Task details =
Output the material exactly, but drop every image it holds.

A run of records
--------------------------------

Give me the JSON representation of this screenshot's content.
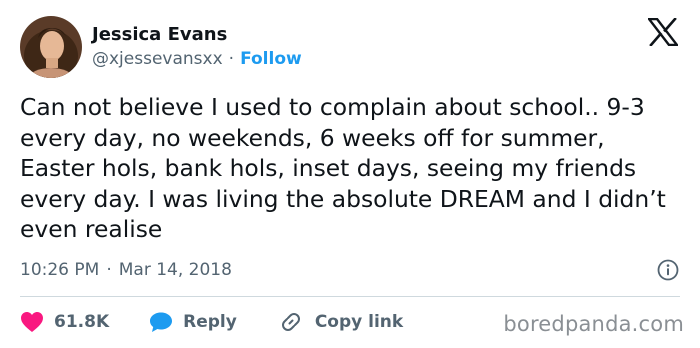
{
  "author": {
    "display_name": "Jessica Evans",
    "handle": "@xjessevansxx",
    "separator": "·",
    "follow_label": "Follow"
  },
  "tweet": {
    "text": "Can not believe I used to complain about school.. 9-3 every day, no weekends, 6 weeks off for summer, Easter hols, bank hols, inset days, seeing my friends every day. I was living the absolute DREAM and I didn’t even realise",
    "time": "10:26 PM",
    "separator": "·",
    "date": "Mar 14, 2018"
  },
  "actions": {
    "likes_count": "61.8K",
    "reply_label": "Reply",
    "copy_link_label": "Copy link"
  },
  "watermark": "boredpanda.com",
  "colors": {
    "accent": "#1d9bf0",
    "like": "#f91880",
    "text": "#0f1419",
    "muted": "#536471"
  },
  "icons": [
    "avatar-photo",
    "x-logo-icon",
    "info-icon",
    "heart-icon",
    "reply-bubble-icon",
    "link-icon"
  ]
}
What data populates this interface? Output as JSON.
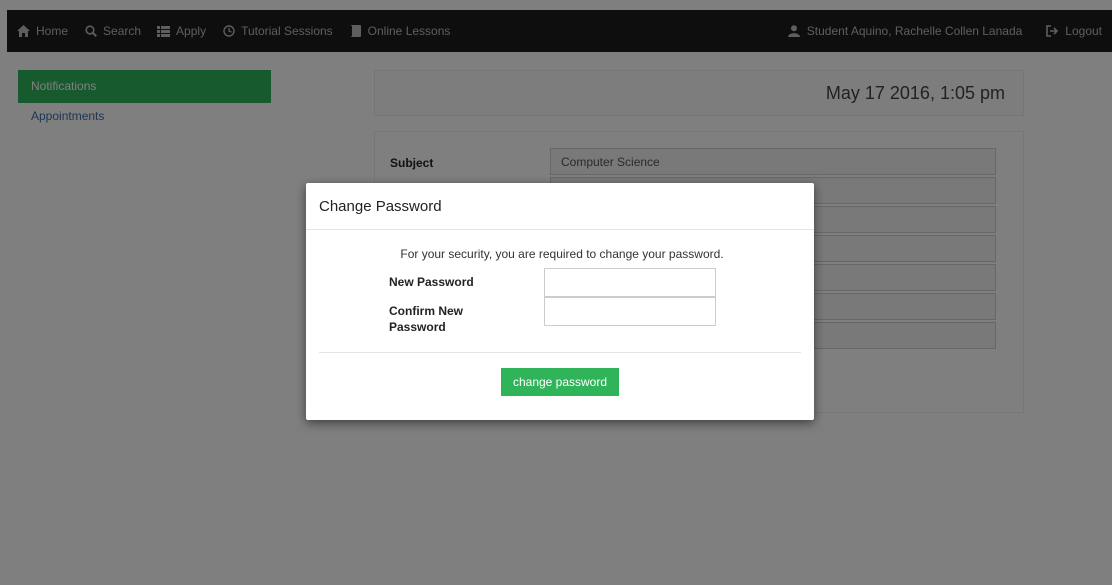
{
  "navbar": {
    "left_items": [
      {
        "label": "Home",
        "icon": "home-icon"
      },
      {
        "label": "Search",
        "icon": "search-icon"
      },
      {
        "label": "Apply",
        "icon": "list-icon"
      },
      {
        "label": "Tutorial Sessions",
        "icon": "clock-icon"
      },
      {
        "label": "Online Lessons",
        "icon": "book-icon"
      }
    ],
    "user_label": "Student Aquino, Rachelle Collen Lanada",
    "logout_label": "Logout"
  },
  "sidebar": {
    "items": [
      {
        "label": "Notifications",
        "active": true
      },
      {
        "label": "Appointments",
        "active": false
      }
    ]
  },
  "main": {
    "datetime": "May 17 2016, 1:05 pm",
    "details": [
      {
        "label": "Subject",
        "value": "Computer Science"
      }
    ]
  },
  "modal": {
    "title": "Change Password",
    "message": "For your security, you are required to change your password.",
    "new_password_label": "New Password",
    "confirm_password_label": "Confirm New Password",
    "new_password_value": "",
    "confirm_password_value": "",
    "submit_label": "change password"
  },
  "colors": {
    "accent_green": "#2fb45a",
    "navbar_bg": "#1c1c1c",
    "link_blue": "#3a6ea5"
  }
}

--------------------------------

Final result =
Give me the JSON representation of this screenshot's content.
{
  "author": {
    "display_name": "Jessica Evans",
    "handle": "@xjessevansxx",
    "separator": "·",
    "follow_label": "Follow"
  },
  "tweet": {
    "text": "Can not believe I used to complain about school.. 9-3 every day, no weekends, 6 weeks off for summer, Easter hols, bank hols, inset days, seeing my friends every day. I was living the absolute DREAM and I didn’t even realise",
    "time": "10:26 PM",
    "separator": "·",
    "date": "Mar 14, 2018"
  },
  "actions": {
    "likes_count": "61.8K",
    "reply_label": "Reply",
    "copy_link_label": "Copy link"
  },
  "watermark": "boredpanda.com",
  "colors": {
    "accent": "#1d9bf0",
    "like": "#f91880",
    "text": "#0f1419",
    "muted": "#536471"
  },
  "icons": [
    "avatar-photo",
    "x-logo-icon",
    "info-icon",
    "heart-icon",
    "reply-bubble-icon",
    "link-icon"
  ]
}
What data populates this interface? Output as JSON.
{
  "navbar": {
    "left_items": [
      {
        "label": "Home",
        "icon": "home-icon"
      },
      {
        "label": "Search",
        "icon": "search-icon"
      },
      {
        "label": "Apply",
        "icon": "list-icon"
      },
      {
        "label": "Tutorial Sessions",
        "icon": "clock-icon"
      },
      {
        "label": "Online Lessons",
        "icon": "book-icon"
      }
    ],
    "user_label": "Student Aquino, Rachelle Collen Lanada",
    "logout_label": "Logout"
  },
  "sidebar": {
    "items": [
      {
        "label": "Notifications",
        "active": true
      },
      {
        "label": "Appointments",
        "active": false
      }
    ]
  },
  "main": {
    "datetime": "May 17 2016, 1:05 pm",
    "details": [
      {
        "label": "Subject",
        "value": "Computer Science"
      }
    ]
  },
  "modal": {
    "title": "Change Password",
    "message": "For your security, you are required to change your password.",
    "new_password_label": "New Password",
    "confirm_password_label": "Confirm New Password",
    "new_password_value": "",
    "confirm_password_value": "",
    "submit_label": "change password"
  },
  "colors": {
    "accent_green": "#2fb45a",
    "navbar_bg": "#1c1c1c",
    "link_blue": "#3a6ea5"
  }
}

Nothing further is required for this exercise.